[WORK TO COMPLETE]
(a) Rewrite everything in the snooker article from "The last of" down to "downtown snooker parlour.", putting "billiards" wherever "snooker" appears.
(b) Summarize the snooker article in two sentences.
(c) Write the next part of the snooker article, picking up after its final sentence.

[TEXT BLOCK]
※
The last of snooker’s jet set

Published

Once upon a time, snooker was a macho indulgence.

Veering with all the swerve of a Massey (a shot named so after trick-shot specialist Mike Massey), the game swung between a gentleman’s club past-time and the backroom hustle of the downtown snooker parlour.
 
At one end of the table there was the lush, carpeted interior with deep oakwood panelling, where men, the kind who even wore suits on weekends, congregated to drink brandy, smoke cigars and pot a few reds.
 
At the other end of the table, there was a smoky haze wafting over the smell of cheap booze and stale snacks. Here, men (and sometimes women) staggered to the table, seemingly under the influence, and then, when the bait was bit, potted an impossible black straight into the heart of the pocket. And then, they collected the bet on the way to the bar.
 
Somewhere in between these two extremes is the current state of snooker as a sport. Since professional sportsmen cannot be seen as indulgent wastrels or drunken hustlers (though some do try), the sport has moved to that middle ground – where TV rights and sponsorship are the lifeblood, and agents make a lot of money.
 
Take for example current World No 1, Ronnie ‘The Rocket’ O’Sullivan. He ran a half marathon on the morning of one of his Premiership matches recently. Contrast that with ‘Big’ Bill Werbeniuk , once World No 8 and several times World Championship quarter finalist in the 1980s. He couldn’t start a match unless he had six pints of lager in him to steady his hand.
※
[DATA EXTRACT]
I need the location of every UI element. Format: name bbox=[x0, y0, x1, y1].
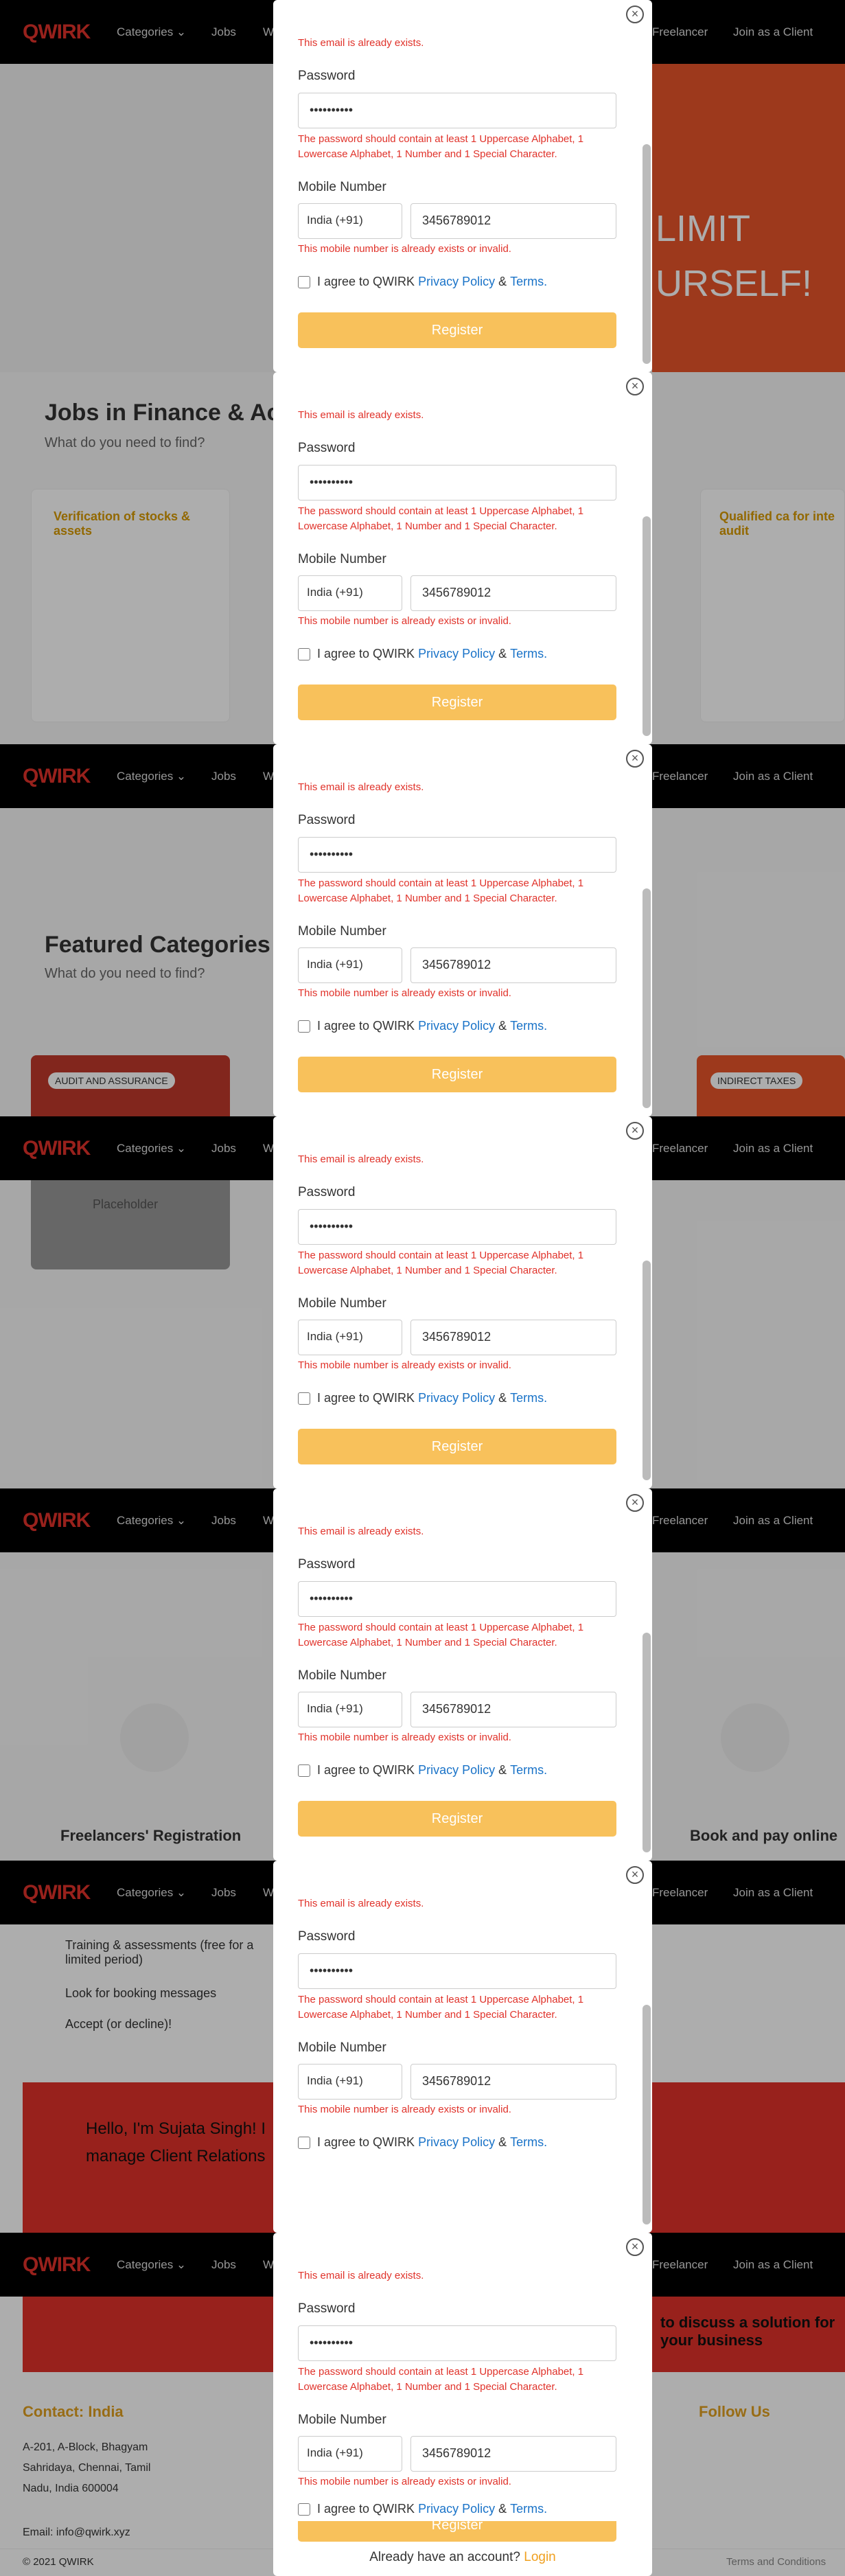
※
[ANSWERS FOR THIS EXERCISE]
(a)
The last of billiards’s jet set

Published

Once upon a time, billiards was a macho indulgence.

Veering with all the swerve of a Massey (a shot named so after trick-shot specialist Mike Massey), the game swung between a gentleman’s club past-time and the backroom hustle of the downtown billiards parlour.

(b) Snooker once swung between a gentleman's club pastime, with brandy and cigars, and the backroom hustle of smoky parlors where players faked drunkenness to win bets. Today the professional sport sits between those extremes, sustained by TV rights and sponsorship, a change shown by the contrast between Ronnie O'Sullivan running a half marathon before a match and Bill Werbeniuk needing six pints of lager to steady his hand.

(c)
In today’s game a pint (or a smoke) wouldn’t be allowed within a mile of a professional match. But Big Bill played in an era when smoking and drinking did not yet fall under the purview of political correctness.
 
It was a time when snooker was less sedate and more character-filled. It was a time when Alex ‘the hurricane’ Higgins played. And in the rather modest universe of snooker, that was a unique and special time.
 
One rarely started playing snooker because one wanted to be Steve ‘the nugget’ Davis. Sure, you wanted to pot like Davis, but you wanted to ‘be’ Alex Higgins.
 
A snooker table is surrounded by two things – nicknames (as you might have guessed) and old men with stories.
 
And even in the one-table club of a smallish city in western India where I learnt the game, the stories were mostly about ‘the Hurricane’.
 
I don’t know if Alex Higgins ever played in India or even visited the country, but his influence was such that if you played the game, you knew his name.
 
Higgins had the kind of life that was hardly exemplary. In fact, it was reputations like his that had mothers and girlfriends worried when a young man began chalking his cue.
 
What Higgins gave snooker was a legacy of fallen genius; that legend around which it was possible to accept that greatness in sport did not automatically mean greatness in life. But, to take to an arena and be a World Champion was to leave an indelible mark, however flawed, on a sport forever.
 
Higgins made snooker glamourous and sexy and he did it by being World Champion. Twice.
 
This is not in any way to celebrate the debauchery that the likes of Higgins or Big Bill or even Jimmy ‘the whirlwind of London’ White attached to their lives, and thereby to the game of snooker.
 
On the contrary, one only has to look at a picture of Higgins before he died and then of him in his heyday, to understand the cost of a life not lived in moderation.
 
Every sport has its true greats. The ones beyond debate, doubt and discussion. The ones who are forever.
 
Football has Pele and Maradona. Tennis has Borg and Sampras. Boxing has Ali and Tyson. Cricket has Bradman and Lara.
 
Snooker has Steve Davis and Stephen Hendry. But before them, there was Alex Higgins.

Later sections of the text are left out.